Exercise task
Scan the material and copy every line in which "уставе" appears.

(Dataset items)
################

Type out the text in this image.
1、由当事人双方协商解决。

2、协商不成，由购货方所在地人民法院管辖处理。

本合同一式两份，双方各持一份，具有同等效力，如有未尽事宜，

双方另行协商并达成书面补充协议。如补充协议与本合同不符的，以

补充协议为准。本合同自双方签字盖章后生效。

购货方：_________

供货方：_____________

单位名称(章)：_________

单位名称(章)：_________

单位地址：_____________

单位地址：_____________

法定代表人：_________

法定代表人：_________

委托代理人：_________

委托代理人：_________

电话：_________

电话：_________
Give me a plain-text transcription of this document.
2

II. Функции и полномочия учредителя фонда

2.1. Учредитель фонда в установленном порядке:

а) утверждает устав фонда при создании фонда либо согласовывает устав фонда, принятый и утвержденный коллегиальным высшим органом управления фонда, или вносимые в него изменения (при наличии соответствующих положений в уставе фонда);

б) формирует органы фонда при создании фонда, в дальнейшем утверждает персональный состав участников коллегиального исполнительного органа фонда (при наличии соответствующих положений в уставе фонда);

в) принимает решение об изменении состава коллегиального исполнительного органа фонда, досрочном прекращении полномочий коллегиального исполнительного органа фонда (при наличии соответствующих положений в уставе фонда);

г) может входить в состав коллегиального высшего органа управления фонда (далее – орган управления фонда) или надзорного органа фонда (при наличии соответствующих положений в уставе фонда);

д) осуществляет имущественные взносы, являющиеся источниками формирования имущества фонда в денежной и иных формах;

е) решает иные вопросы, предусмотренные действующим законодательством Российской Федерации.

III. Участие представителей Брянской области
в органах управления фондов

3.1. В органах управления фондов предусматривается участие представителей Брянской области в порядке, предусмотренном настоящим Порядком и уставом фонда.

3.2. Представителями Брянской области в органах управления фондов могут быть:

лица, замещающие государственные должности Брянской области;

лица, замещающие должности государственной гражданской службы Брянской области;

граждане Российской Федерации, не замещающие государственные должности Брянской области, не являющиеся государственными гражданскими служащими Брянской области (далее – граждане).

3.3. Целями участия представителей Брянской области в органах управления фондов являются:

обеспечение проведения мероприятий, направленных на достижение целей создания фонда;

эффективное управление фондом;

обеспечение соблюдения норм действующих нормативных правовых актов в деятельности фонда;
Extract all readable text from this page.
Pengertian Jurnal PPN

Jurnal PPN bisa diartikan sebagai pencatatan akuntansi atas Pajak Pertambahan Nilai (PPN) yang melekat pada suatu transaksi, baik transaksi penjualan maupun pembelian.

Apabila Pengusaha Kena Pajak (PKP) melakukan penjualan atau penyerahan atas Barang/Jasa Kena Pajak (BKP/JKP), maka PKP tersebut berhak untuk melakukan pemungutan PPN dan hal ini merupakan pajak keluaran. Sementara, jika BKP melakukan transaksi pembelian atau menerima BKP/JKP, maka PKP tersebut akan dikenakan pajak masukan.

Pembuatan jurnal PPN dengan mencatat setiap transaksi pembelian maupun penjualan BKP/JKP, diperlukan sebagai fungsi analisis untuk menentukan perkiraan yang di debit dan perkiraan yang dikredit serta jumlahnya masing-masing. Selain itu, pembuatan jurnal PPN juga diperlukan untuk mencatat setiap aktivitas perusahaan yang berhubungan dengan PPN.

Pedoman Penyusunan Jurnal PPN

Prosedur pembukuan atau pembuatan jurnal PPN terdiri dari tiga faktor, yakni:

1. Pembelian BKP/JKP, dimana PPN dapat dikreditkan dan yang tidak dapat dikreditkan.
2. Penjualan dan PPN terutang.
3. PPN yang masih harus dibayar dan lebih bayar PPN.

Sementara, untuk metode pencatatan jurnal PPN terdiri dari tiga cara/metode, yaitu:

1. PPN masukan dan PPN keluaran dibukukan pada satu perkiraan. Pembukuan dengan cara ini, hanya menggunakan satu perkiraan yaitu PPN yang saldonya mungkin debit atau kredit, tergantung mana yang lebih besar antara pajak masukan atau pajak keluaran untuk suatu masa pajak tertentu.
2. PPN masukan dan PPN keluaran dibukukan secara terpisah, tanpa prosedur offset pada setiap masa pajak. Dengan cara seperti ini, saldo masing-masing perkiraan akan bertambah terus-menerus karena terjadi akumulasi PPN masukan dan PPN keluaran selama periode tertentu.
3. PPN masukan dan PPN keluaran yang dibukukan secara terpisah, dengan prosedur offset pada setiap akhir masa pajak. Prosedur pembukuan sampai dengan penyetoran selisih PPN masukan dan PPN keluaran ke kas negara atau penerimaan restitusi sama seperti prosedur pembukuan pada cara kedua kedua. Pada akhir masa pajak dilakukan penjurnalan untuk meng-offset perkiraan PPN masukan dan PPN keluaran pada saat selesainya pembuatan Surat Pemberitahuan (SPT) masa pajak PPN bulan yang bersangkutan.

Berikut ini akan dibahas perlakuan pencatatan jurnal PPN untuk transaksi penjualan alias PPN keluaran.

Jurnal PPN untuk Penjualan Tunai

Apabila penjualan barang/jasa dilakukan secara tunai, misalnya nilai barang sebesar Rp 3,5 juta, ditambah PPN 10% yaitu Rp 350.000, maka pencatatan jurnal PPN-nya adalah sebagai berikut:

################

Response
а) утверждает устав фонда при создании фонда либо согласовывает устав фонда, принятый и утвержденный коллегиальным высшим органом управления фонда, или вносимые в него изменения (при наличии соответствующих положений в уставе фонда);
б) формирует органы фонда при создании фонда, в дальнейшем утверждает персональный состав участников коллегиального исполнительного органа фонда (при наличии соответствующих положений в уставе фонда);
в) принимает решение об изменении состава коллегиального исполнительного органа фонда, досрочном прекращении полномочий коллегиального исполнительного органа фонда (при наличии соответствующих положений в уставе фонда);
г) может входить в состав коллегиального высшего органа управления фонда (далее – орган управления фонда) или надзорного органа фонда (при наличии соответствующих положений в уставе фонда);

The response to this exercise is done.